Figure contents as structured data
** begin **
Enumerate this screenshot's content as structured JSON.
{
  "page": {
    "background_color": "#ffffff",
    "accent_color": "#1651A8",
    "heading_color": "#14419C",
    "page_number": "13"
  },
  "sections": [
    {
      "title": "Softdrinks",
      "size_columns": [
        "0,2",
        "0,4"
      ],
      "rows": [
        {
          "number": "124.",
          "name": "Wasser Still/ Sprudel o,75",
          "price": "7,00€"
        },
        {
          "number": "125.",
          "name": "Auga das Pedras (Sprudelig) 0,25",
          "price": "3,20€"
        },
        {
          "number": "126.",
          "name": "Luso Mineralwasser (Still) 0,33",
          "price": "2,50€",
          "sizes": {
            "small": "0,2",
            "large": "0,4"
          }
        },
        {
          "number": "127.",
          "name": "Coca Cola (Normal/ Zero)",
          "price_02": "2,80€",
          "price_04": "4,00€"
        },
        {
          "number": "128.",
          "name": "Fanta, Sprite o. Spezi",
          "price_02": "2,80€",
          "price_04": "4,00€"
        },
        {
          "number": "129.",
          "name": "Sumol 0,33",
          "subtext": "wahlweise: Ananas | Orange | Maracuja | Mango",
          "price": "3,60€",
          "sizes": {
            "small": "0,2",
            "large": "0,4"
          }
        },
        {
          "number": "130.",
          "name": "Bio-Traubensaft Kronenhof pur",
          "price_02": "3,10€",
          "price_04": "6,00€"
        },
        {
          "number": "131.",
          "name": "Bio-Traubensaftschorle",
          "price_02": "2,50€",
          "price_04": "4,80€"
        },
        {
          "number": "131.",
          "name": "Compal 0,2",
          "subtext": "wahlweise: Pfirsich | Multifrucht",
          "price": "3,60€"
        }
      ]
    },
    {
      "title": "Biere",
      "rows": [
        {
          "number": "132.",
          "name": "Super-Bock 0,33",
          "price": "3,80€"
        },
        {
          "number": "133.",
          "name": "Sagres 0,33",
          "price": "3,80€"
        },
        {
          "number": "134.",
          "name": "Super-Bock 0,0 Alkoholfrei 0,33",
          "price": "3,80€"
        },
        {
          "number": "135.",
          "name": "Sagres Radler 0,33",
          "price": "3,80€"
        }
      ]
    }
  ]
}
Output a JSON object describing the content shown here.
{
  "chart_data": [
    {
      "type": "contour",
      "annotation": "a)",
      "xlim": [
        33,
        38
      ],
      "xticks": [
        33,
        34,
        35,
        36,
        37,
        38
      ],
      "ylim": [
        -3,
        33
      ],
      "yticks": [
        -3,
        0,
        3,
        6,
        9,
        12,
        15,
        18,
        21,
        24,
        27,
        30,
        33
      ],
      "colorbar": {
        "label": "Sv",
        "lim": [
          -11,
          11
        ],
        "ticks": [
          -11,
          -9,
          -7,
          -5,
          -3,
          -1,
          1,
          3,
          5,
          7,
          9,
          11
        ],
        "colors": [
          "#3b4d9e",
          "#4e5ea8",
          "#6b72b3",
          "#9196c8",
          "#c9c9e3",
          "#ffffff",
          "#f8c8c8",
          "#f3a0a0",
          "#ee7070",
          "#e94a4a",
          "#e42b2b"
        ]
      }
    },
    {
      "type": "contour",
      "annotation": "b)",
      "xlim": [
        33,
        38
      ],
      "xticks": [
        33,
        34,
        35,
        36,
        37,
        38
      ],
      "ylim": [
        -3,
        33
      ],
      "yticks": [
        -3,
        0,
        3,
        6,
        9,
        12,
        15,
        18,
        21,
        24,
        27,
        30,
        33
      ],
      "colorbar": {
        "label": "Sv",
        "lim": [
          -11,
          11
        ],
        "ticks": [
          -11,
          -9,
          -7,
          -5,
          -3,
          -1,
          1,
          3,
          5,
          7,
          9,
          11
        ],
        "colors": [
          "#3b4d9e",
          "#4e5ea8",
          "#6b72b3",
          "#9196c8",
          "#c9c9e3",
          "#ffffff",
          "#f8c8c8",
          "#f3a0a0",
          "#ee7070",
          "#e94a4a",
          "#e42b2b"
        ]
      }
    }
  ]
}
** end **
PROBLEM TO SOLVE — Recopy the whole listing exactly.

EXERCISE RESULT —
Enumerate this screenshot's content as structured JSON.
{
  "page": {
    "background_color": "#ffffff",
    "accent_color": "#1651A8",
    "heading_color": "#14419C",
    "page_number": "13"
  },
  "sections": [
    {
      "title": "Softdrinks",
      "size_columns": [
        "0,2",
        "0,4"
      ],
      "rows": [
        {
          "number": "124.",
          "name": "Wasser Still/ Sprudel o,75",
          "price": "7,00€"
        },
        {
          "number": "125.",
          "name": "Auga das Pedras (Sprudelig) 0,25",
          "price": "3,20€"
        },
        {
          "number": "126.",
          "name": "Luso Mineralwasser (Still) 0,33",
          "price": "2,50€",
          "sizes": {
            "small": "0,2",
            "large": "0,4"
          }
        },
        {
          "number": "127.",
          "name": "Coca Cola (Normal/ Zero)",
          "price_02": "2,80€",
          "price_04": "4,00€"
        },
        {
          "number": "128.",
          "name": "Fanta, Sprite o. Spezi",
          "price_02": "2,80€",
          "price_04": "4,00€"
        },
        {
          "number": "129.",
          "name": "Sumol 0,33",
          "subtext": "wahlweise: Ananas | Orange | Maracuja | Mango",
          "price": "3,60€",
          "sizes": {
            "small": "0,2",
            "large": "0,4"
          }
        },
        {
          "number": "130.",
          "name": "Bio-Traubensaft Kronenhof pur",
          "price_02": "3,10€",
          "price_04": "6,00€"
        },
        {
          "number": "131.",
          "name": "Bio-Traubensaftschorle",
          "price_02": "2,50€",
          "price_04": "4,80€"
        },
        {
          "number": "131.",
          "name": "Compal 0,2",
          "subtext": "wahlweise: Pfirsich | Multifrucht",
          "price": "3,60€"
        }
      ]
    },
    {
      "title": "Biere",
      "rows": [
        {
          "number": "132.",
          "name": "Super-Bock 0,33",
          "price": "3,80€"
        },
        {
          "number": "133.",
          "name": "Sagres 0,33",
          "price": "3,80€"
        },
        {
          "number": "134.",
          "name": "Super-Bock 0,0 Alkoholfrei 0,33",
          "price": "3,80€"
        },
        {
          "number": "135.",
          "name": "Sagres Radler 0,33",
          "price": "3,80€"
        }
      ]
    }
  ]
}
Output a JSON object describing the content shown here.
{
  "chart_data": [
    {
      "type": "contour",
      "annotation": "a)",
      "xlim": [
        33,
        38
      ],
      "xticks": [
        33,
        34,
        35,
        36,
        37,
        38
      ],
      "ylim": [
        -3,
        33
      ],
      "yticks": [
        -3,
        0,
        3,
        6,
        9,
        12,
        15,
        18,
        21,
        24,
        27,
        30,
        33
      ],
      "colorbar": {
        "label": "Sv",
        "lim": [
          -11,
          11
        ],
        "ticks": [
          -11,
          -9,
          -7,
          -5,
          -3,
          -1,
          1,
          3,
          5,
          7,
          9,
          11
        ],
        "colors": [
          "#3b4d9e",
          "#4e5ea8",
          "#6b72b3",
          "#9196c8",
          "#c9c9e3",
          "#ffffff",
          "#f8c8c8",
          "#f3a0a0",
          "#ee7070",
          "#e94a4a",
          "#e42b2b"
        ]
      }
    },
    {
      "type": "contour",
      "annotation": "b)",
      "xlim": [
        33,
        38
      ],
      "xticks": [
        33,
        34,
        35,
        36,
        37,
        38
      ],
      "ylim": [
        -3,
        33
      ],
      "yticks": [
        -3,
        0,
        3,
        6,
        9,
        12,
        15,
        18,
        21,
        24,
        27,
        30,
        33
      ],
      "colorbar": {
        "label": "Sv",
        "lim": [
          -11,
          11
        ],
        "ticks": [
          -11,
          -9,
          -7,
          -5,
          -3,
          -1,
          1,
          3,
          5,
          7,
          9,
          11
        ],
        "colors": [
          "#3b4d9e",
          "#4e5ea8",
          "#6b72b3",
          "#9196c8",
          "#c9c9e3",
          "#ffffff",
          "#f8c8c8",
          "#f3a0a0",
          "#ee7070",
          "#e94a4a",
          "#e42b2b"
        ]
      }
    }
  ]
}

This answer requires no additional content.